Count every line in the data below where "Live" occurs, then state that number and nothing more.

━━━ Available records ━━━

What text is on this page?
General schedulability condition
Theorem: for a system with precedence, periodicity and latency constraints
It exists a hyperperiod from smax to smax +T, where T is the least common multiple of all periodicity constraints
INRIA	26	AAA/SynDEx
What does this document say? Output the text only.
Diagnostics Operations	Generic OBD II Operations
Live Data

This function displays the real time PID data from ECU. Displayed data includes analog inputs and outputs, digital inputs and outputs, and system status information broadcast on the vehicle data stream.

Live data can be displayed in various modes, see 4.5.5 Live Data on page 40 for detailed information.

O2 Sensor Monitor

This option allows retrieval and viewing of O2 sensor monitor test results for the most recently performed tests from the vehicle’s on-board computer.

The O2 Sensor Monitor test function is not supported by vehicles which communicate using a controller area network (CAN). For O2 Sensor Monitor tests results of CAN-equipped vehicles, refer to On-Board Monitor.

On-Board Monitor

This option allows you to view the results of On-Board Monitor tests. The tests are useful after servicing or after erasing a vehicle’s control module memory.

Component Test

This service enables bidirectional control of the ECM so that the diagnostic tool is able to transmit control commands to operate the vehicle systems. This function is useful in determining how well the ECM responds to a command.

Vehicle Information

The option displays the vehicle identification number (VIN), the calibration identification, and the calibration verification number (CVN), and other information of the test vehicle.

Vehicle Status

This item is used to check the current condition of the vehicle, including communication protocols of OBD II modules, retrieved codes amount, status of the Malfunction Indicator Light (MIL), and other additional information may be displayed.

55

━━━

**Task solution:**
2